Tasks and exercises:
1) In the forum reply about looping over a Python dictionary, what does each pass of the loop produce when you iterate over the dictionary items?
2) From the forum thread on Python dictionaries, return the passage starting with "On Thu, 28 Apr" and going on through "dct: print(k, dct[k])".

Document extract:
────────────────

Dictionary is really not easy to handle

[Steven D'Aprano]

On Thu, 28 Apr 2016 06:27 pm, jfong at ms4.hinet.net wrote:

> I have a dictionary like this:
> 
>>>> dct ={1: 'D', 5: 'A', 2: 'B', 3: 'B', 4: 'E'}
> 
> The following code works:
> 
>>>> for k in dct: print(k, dct[k])
> ...
> 1 D
> 2 B
> 3 B
> 4 E
> 5 A

When you iterate over the dictionary, you get a single object each time, the
key. So you have:

    k = 1
    k = 2

etc. (It is a coincidence that they are in numeric order. That won't happen
for all dicts, in all versions of Python. Normally they are in arbitrary
order.)



> and this one too:
> 
>>>> for k,v in dct.items(): print(k,v)
> ...
> 1 D
> 2 B
> 3 B
> 4 E
> 5 A

When you iterate over the dictionary items, you get a *pair* of objects,
namely the key and the value in a tuple. So each time through the loop, you
have something like:

    k, v = (1, 'D') # a tuple with two items

which is equivalent to:

    k = 1  # first item
    v = 'D'  # second item


> But...this one?

────────────────

Data supplied:
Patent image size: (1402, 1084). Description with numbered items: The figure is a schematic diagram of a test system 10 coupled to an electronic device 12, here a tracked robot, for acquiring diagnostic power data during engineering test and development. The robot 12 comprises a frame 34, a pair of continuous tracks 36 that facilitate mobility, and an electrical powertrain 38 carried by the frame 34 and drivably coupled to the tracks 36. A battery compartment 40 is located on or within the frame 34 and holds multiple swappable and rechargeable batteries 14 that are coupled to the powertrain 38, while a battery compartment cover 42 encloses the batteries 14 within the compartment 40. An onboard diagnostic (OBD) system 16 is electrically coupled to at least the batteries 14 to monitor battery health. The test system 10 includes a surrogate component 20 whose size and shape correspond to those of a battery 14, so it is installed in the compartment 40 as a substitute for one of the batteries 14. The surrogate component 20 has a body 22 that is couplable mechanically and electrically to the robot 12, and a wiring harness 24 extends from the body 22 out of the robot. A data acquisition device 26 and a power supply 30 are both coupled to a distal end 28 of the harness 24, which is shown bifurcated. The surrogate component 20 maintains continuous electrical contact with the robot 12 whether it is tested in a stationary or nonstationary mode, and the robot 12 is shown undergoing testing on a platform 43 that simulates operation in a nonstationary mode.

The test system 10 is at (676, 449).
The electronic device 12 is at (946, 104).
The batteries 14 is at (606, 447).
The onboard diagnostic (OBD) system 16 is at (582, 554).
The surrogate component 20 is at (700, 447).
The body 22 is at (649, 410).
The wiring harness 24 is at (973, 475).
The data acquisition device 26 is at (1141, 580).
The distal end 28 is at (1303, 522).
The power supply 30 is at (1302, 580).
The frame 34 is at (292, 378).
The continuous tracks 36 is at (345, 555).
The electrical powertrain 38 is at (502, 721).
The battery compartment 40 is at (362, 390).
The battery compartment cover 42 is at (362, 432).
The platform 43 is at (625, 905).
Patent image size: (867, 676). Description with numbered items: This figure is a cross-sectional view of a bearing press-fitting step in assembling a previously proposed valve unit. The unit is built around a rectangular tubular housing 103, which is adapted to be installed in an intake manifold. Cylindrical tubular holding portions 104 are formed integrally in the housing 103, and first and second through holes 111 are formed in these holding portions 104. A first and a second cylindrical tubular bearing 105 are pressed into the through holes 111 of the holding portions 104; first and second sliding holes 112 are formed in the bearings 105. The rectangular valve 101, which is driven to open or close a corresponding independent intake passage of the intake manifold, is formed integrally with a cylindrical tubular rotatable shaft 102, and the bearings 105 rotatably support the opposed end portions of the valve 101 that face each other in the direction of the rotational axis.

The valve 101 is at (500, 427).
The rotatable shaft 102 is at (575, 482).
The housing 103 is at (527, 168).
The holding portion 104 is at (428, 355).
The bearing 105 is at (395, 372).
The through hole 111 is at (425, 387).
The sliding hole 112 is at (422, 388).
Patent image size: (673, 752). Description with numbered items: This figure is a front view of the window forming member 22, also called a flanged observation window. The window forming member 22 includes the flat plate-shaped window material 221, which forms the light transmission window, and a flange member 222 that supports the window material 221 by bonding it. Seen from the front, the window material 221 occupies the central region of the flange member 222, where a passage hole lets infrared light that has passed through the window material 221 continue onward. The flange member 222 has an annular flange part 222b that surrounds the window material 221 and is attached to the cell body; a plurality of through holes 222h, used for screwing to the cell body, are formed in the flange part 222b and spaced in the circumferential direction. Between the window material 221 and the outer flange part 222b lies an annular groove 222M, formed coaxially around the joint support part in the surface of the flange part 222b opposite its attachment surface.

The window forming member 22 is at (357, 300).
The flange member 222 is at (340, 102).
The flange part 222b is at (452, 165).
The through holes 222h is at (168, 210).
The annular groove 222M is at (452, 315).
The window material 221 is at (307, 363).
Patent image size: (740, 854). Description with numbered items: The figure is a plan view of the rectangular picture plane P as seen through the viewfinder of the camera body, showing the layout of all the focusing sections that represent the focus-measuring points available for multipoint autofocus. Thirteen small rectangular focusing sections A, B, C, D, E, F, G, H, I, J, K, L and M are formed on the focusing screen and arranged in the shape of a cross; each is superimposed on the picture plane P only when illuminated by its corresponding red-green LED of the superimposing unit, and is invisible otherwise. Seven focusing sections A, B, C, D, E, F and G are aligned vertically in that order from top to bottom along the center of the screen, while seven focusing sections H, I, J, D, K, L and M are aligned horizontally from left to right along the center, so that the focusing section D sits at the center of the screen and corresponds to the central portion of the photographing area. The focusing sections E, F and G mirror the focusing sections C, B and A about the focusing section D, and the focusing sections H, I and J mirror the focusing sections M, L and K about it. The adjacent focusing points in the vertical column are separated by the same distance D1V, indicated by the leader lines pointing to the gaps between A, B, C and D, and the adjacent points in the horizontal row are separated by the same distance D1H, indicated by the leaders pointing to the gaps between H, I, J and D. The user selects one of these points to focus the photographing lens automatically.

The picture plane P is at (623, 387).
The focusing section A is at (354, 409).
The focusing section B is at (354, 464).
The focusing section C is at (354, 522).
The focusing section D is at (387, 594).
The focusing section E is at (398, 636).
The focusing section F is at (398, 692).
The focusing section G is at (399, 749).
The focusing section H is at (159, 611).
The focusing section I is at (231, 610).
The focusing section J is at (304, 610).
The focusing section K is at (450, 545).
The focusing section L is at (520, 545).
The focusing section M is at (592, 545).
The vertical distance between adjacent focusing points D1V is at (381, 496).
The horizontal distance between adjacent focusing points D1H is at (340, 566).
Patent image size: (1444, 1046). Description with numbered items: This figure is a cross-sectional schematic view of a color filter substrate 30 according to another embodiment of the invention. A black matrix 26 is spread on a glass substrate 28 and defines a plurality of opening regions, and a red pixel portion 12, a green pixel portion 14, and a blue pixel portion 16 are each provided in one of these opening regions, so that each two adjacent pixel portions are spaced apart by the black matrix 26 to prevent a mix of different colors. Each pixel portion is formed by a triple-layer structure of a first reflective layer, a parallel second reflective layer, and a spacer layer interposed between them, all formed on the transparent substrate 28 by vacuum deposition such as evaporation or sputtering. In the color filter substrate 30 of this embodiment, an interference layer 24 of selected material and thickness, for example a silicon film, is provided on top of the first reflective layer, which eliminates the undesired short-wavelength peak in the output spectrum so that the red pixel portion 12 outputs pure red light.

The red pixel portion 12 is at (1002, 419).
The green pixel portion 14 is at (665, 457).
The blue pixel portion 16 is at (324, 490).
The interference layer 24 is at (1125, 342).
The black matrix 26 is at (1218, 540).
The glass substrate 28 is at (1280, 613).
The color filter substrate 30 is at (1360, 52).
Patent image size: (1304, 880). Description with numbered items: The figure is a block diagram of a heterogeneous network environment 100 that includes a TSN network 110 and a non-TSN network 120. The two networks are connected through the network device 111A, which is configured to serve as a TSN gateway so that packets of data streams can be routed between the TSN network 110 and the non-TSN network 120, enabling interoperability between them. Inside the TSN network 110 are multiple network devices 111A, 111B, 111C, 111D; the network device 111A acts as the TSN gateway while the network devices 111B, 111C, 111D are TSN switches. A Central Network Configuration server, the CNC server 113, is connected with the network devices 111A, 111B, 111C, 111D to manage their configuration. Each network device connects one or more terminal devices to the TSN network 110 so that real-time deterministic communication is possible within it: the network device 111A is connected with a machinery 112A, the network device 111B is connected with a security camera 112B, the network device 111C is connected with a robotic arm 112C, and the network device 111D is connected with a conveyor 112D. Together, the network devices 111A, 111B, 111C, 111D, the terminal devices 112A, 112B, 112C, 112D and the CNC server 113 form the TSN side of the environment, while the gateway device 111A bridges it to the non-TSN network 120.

────────────────

Answer set:
1) A pair of objects: the key and the value in a tuple.

2)
On Thu, 28 Apr 2016 06:27 pm, jfong at ms4.hinet.net wrote:

> I have a dictionary like this:
> 
>>>> dct ={1: 'D', 5: 'A', 2: 'B', 3: 'B', 4: 'E'}
> 
> The following code works:
> 
>>>> for k in dct: print(k, dct[k])